**** DATASET ENTRIES ****

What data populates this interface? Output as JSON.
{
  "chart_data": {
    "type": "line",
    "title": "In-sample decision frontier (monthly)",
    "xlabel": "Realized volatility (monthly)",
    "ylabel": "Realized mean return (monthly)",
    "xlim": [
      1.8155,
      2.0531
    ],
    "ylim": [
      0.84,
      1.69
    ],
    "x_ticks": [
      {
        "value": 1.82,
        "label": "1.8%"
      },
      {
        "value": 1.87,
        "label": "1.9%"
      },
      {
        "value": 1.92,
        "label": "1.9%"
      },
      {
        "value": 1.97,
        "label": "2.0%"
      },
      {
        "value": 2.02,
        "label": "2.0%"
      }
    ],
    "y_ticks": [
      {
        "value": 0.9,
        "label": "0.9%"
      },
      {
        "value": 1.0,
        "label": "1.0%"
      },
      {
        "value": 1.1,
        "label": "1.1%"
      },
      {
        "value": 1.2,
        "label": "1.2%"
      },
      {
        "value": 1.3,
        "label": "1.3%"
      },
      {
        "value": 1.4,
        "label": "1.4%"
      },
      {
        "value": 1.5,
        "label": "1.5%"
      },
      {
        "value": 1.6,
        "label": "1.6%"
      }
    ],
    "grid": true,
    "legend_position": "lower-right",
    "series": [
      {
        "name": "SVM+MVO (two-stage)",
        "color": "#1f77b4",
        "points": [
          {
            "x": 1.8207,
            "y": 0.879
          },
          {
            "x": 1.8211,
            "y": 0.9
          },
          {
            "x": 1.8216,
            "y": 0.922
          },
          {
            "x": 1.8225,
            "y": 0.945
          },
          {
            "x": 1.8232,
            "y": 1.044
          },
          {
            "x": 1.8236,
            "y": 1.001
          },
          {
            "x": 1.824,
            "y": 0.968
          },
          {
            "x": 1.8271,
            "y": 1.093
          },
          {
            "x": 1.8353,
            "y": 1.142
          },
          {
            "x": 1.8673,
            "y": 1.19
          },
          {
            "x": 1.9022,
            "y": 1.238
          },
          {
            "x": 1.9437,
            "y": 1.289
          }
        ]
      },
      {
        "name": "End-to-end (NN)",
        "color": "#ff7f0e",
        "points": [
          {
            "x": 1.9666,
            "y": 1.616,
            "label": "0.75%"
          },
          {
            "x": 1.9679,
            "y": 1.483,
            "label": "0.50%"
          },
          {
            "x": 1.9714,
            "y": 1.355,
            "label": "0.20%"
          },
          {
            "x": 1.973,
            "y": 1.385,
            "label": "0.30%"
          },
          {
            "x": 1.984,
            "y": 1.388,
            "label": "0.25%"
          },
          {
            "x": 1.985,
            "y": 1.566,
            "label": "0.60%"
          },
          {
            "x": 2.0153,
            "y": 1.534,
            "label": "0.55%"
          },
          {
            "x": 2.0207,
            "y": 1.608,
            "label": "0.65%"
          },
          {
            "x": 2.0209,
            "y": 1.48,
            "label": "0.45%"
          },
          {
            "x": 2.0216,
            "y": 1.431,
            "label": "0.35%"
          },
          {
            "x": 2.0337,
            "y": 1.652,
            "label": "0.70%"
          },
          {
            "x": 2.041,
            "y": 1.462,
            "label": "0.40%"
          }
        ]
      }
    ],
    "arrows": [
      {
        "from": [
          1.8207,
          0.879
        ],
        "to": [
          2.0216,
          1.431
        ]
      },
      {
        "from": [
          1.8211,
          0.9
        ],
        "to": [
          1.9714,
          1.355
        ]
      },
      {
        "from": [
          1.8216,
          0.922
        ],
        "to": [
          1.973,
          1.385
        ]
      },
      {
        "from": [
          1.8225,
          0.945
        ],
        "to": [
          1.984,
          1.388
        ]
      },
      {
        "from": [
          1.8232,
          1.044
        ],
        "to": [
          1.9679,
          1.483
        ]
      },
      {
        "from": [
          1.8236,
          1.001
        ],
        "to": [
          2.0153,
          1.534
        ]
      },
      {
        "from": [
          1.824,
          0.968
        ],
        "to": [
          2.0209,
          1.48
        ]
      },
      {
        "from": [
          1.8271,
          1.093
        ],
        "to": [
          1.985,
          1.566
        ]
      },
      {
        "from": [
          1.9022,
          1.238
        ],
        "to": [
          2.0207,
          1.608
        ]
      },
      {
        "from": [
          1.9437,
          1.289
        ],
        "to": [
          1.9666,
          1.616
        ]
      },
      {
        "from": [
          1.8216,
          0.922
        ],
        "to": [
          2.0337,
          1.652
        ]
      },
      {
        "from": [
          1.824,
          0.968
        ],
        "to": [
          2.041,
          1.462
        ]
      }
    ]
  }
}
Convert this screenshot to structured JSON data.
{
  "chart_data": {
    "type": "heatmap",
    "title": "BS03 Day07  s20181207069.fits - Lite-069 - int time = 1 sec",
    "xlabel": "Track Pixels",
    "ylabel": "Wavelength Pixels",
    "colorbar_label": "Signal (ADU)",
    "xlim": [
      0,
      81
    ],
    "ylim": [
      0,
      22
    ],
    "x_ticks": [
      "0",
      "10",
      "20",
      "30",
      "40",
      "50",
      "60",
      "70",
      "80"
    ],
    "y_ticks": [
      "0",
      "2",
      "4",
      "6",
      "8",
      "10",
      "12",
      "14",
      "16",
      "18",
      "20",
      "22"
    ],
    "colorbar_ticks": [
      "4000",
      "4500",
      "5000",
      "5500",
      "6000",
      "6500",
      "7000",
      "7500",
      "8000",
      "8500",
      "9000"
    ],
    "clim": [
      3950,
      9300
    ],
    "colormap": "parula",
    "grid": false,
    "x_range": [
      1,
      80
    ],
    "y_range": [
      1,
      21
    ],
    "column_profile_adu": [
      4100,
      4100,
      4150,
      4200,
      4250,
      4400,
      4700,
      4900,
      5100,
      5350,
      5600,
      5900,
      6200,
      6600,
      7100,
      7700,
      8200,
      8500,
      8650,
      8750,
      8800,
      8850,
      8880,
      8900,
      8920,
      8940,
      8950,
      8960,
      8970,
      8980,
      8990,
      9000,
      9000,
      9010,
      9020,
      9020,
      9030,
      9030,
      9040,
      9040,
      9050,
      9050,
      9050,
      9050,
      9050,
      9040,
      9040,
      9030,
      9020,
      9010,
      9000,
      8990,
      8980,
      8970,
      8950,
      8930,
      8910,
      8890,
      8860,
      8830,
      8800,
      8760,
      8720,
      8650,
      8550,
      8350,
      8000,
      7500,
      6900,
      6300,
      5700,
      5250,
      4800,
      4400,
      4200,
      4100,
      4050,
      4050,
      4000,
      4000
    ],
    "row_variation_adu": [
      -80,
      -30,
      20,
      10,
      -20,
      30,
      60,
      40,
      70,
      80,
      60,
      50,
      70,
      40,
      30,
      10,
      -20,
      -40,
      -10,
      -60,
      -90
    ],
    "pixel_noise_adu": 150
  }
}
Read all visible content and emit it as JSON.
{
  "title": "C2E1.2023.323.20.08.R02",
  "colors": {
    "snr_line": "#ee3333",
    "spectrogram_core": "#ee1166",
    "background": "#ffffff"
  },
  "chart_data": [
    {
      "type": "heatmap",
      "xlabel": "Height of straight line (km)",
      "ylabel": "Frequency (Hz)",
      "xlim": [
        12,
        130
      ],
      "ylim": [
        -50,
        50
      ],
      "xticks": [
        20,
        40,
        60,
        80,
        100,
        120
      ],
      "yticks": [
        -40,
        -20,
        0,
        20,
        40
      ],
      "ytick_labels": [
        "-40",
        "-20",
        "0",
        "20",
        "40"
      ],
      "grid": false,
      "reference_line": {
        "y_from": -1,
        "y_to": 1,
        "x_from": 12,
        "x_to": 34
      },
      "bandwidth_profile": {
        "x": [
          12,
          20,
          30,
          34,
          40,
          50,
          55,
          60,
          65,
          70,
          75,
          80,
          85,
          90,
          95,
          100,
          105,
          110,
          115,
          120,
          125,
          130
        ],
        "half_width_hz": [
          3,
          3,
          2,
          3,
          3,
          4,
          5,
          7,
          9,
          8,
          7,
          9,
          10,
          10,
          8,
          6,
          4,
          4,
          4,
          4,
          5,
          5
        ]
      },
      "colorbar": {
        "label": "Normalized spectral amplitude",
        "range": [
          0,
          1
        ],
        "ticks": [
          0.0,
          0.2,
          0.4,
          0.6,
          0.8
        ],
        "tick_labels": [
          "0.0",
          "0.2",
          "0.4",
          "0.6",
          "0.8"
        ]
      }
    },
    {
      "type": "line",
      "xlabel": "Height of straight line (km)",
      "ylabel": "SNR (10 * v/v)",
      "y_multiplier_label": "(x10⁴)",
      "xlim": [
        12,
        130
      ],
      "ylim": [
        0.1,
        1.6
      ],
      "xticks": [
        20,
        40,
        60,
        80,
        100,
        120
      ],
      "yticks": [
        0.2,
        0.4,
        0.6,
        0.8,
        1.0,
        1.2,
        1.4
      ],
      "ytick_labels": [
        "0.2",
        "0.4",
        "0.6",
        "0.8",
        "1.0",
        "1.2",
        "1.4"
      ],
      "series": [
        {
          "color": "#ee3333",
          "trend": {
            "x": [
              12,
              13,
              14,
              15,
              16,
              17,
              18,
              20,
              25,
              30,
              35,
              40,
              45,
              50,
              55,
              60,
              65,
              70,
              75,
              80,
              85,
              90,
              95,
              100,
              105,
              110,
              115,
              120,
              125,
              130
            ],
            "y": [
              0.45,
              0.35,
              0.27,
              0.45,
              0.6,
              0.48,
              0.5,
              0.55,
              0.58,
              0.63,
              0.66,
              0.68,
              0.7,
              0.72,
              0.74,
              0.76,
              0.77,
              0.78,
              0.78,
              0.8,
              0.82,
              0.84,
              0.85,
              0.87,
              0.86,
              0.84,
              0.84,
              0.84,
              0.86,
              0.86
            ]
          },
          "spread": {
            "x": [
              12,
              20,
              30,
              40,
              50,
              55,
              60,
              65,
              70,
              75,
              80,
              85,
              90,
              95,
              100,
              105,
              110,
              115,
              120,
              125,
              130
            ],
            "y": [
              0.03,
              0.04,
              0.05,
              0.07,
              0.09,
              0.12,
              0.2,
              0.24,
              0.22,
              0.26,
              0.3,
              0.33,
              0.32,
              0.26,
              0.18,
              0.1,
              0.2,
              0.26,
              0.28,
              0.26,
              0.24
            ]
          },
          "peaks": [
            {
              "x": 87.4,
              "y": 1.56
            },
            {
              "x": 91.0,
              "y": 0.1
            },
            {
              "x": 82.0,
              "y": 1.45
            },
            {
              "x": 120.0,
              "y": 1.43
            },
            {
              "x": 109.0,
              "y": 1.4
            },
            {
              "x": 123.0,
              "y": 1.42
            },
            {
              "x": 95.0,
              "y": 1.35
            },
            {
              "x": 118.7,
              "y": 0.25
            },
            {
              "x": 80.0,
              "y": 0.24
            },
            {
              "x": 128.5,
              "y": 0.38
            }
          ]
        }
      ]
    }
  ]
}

****

WHAT IS NEEDED |
Wherever a line in the data above holds "JSON", copy that line.

CORRECT ANSWER |
What data populates this interface? Output as JSON.
Convert this screenshot to structured JSON data.
Read all visible content and emit it as JSON.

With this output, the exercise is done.